● Given task
Write out the complete material exactly as it stands.

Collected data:
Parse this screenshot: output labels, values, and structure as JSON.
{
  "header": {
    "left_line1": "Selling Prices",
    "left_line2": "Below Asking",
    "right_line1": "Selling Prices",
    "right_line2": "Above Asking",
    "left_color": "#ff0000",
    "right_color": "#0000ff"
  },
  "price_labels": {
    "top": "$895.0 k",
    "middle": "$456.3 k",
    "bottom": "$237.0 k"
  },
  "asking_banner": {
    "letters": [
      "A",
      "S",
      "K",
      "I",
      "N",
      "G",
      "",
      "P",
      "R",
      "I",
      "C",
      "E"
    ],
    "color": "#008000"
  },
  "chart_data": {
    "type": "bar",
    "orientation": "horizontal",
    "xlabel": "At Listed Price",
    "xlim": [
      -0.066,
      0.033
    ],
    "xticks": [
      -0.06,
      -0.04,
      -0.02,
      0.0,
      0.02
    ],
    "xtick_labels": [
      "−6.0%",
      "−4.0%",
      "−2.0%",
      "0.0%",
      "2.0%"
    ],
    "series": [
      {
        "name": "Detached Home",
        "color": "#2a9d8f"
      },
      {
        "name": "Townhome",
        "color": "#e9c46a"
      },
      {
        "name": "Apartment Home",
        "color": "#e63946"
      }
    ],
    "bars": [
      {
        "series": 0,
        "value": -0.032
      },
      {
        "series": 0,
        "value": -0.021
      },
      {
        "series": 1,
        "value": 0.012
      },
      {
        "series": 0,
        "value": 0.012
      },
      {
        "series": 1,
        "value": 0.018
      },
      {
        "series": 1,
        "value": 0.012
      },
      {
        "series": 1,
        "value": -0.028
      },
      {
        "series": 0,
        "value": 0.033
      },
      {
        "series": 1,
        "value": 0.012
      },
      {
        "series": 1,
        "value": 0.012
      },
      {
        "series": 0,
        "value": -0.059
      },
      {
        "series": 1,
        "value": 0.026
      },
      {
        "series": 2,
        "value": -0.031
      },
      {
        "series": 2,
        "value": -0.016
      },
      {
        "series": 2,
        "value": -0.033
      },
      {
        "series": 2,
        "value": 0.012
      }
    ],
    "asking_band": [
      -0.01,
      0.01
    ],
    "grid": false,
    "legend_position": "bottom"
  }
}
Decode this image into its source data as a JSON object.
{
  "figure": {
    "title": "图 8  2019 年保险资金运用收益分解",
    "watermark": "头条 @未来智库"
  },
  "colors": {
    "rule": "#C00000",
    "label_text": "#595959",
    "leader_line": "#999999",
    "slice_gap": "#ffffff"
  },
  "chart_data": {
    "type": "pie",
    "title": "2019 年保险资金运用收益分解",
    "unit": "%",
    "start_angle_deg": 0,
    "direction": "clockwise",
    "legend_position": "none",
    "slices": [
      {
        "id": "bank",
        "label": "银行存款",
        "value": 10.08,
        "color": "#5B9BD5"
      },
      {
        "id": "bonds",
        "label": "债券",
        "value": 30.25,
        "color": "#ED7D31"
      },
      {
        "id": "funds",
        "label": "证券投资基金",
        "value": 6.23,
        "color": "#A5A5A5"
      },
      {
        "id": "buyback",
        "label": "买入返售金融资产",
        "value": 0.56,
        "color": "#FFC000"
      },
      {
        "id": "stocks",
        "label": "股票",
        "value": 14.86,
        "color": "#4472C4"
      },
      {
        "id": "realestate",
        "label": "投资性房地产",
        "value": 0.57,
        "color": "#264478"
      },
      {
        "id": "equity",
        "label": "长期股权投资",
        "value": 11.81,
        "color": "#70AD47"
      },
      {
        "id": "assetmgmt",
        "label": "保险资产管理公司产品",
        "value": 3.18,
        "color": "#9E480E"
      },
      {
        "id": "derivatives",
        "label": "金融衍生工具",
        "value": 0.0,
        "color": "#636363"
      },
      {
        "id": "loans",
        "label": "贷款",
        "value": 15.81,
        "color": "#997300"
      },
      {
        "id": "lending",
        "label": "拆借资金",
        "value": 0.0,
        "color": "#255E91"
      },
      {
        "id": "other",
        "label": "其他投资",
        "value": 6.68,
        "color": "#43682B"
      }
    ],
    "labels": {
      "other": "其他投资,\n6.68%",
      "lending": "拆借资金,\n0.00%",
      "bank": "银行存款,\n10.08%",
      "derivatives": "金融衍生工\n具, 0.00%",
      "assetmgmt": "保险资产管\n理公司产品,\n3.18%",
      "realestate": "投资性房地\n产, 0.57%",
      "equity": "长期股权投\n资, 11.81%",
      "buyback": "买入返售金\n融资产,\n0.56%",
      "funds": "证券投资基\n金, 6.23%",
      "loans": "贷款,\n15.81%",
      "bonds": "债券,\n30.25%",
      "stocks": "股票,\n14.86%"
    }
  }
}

● Solution
Parse this screenshot: output labels, values, and structure as JSON.
{
  "header": {
    "left_line1": "Selling Prices",
    "left_line2": "Below Asking",
    "right_line1": "Selling Prices",
    "right_line2": "Above Asking",
    "left_color": "#ff0000",
    "right_color": "#0000ff"
  },
  "price_labels": {
    "top": "$895.0 k",
    "middle": "$456.3 k",
    "bottom": "$237.0 k"
  },
  "asking_banner": {
    "letters": [
      "A",
      "S",
      "K",
      "I",
      "N",
      "G",
      "",
      "P",
      "R",
      "I",
      "C",
      "E"
    ],
    "color": "#008000"
  },
  "chart_data": {
    "type": "bar",
    "orientation": "horizontal",
    "xlabel": "At Listed Price",
    "xlim": [
      -0.066,
      0.033
    ],
    "xticks": [
      -0.06,
      -0.04,
      -0.02,
      0.0,
      0.02
    ],
    "xtick_labels": [
      "−6.0%",
      "−4.0%",
      "−2.0%",
      "0.0%",
      "2.0%"
    ],
    "series": [
      {
        "name": "Detached Home",
        "color": "#2a9d8f"
      },
      {
        "name": "Townhome",
        "color": "#e9c46a"
      },
      {
        "name": "Apartment Home",
        "color": "#e63946"
      }
    ],
    "bars": [
      {
        "series": 0,
        "value": -0.032
      },
      {
        "series": 0,
        "value": -0.021
      },
      {
        "series": 1,
        "value": 0.012
      },
      {
        "series": 0,
        "value": 0.012
      },
      {
        "series": 1,
        "value": 0.018
      },
      {
        "series": 1,
        "value": 0.012
      },
      {
        "series": 1,
        "value": -0.028
      },
      {
        "series": 0,
        "value": 0.033
      },
      {
        "series": 1,
        "value": 0.012
      },
      {
        "series": 1,
        "value": 0.012
      },
      {
        "series": 0,
        "value": -0.059
      },
      {
        "series": 1,
        "value": 0.026
      },
      {
        "series": 2,
        "value": -0.031
      },
      {
        "series": 2,
        "value": -0.016
      },
      {
        "series": 2,
        "value": -0.033
      },
      {
        "series": 2,
        "value": 0.012
      }
    ],
    "asking_band": [
      -0.01,
      0.01
    ],
    "grid": false,
    "legend_position": "bottom"
  }
}
Decode this image into its source data as a JSON object.
{
  "figure": {
    "title": "图 8  2019 年保险资金运用收益分解",
    "watermark": "头条 @未来智库"
  },
  "colors": {
    "rule": "#C00000",
    "label_text": "#595959",
    "leader_line": "#999999",
    "slice_gap": "#ffffff"
  },
  "chart_data": {
    "type": "pie",
    "title": "2019 年保险资金运用收益分解",
    "unit": "%",
    "start_angle_deg": 0,
    "direction": "clockwise",
    "legend_position": "none",
    "slices": [
      {
        "id": "bank",
        "label": "银行存款",
        "value": 10.08,
        "color": "#5B9BD5"
      },
      {
        "id": "bonds",
        "label": "债券",
        "value": 30.25,
        "color": "#ED7D31"
      },
      {
        "id": "funds",
        "label": "证券投资基金",
        "value": 6.23,
        "color": "#A5A5A5"
      },
      {
        "id": "buyback",
        "label": "买入返售金融资产",
        "value": 0.56,
        "color": "#FFC000"
      },
      {
        "id": "stocks",
        "label": "股票",
        "value": 14.86,
        "color": "#4472C4"
      },
      {
        "id": "realestate",
        "label": "投资性房地产",
        "value": 0.57,
        "color": "#264478"
      },
      {
        "id": "equity",
        "label": "长期股权投资",
        "value": 11.81,
        "color": "#70AD47"
      },
      {
        "id": "assetmgmt",
        "label": "保险资产管理公司产品",
        "value": 3.18,
        "color": "#9E480E"
      },
      {
        "id": "derivatives",
        "label": "金融衍生工具",
        "value": 0.0,
        "color": "#636363"
      },
      {
        "id": "loans",
        "label": "贷款",
        "value": 15.81,
        "color": "#997300"
      },
      {
        "id": "lending",
        "label": "拆借资金",
        "value": 0.0,
        "color": "#255E91"
      },
      {
        "id": "other",
        "label": "其他投资",
        "value": 6.68,
        "color": "#43682B"
      }
    ],
    "labels": {
      "other": "其他投资,\n6.68%",
      "lending": "拆借资金,\n0.00%",
      "bank": "银行存款,\n10.08%",
      "derivatives": "金融衍生工\n具, 0.00%",
      "assetmgmt": "保险资产管\n理公司产品,\n3.18%",
      "realestate": "投资性房地\n产, 0.57%",
      "equity": "长期股权投\n资, 11.81%",
      "buyback": "买入返售金\n融资产,\n0.56%",
      "funds": "证券投资基\n金, 6.23%",
      "loans": "贷款,\n15.81%",
      "bonds": "债券,\n30.25%",
      "stocks": "股票,\n14.86%"
    }
  }
}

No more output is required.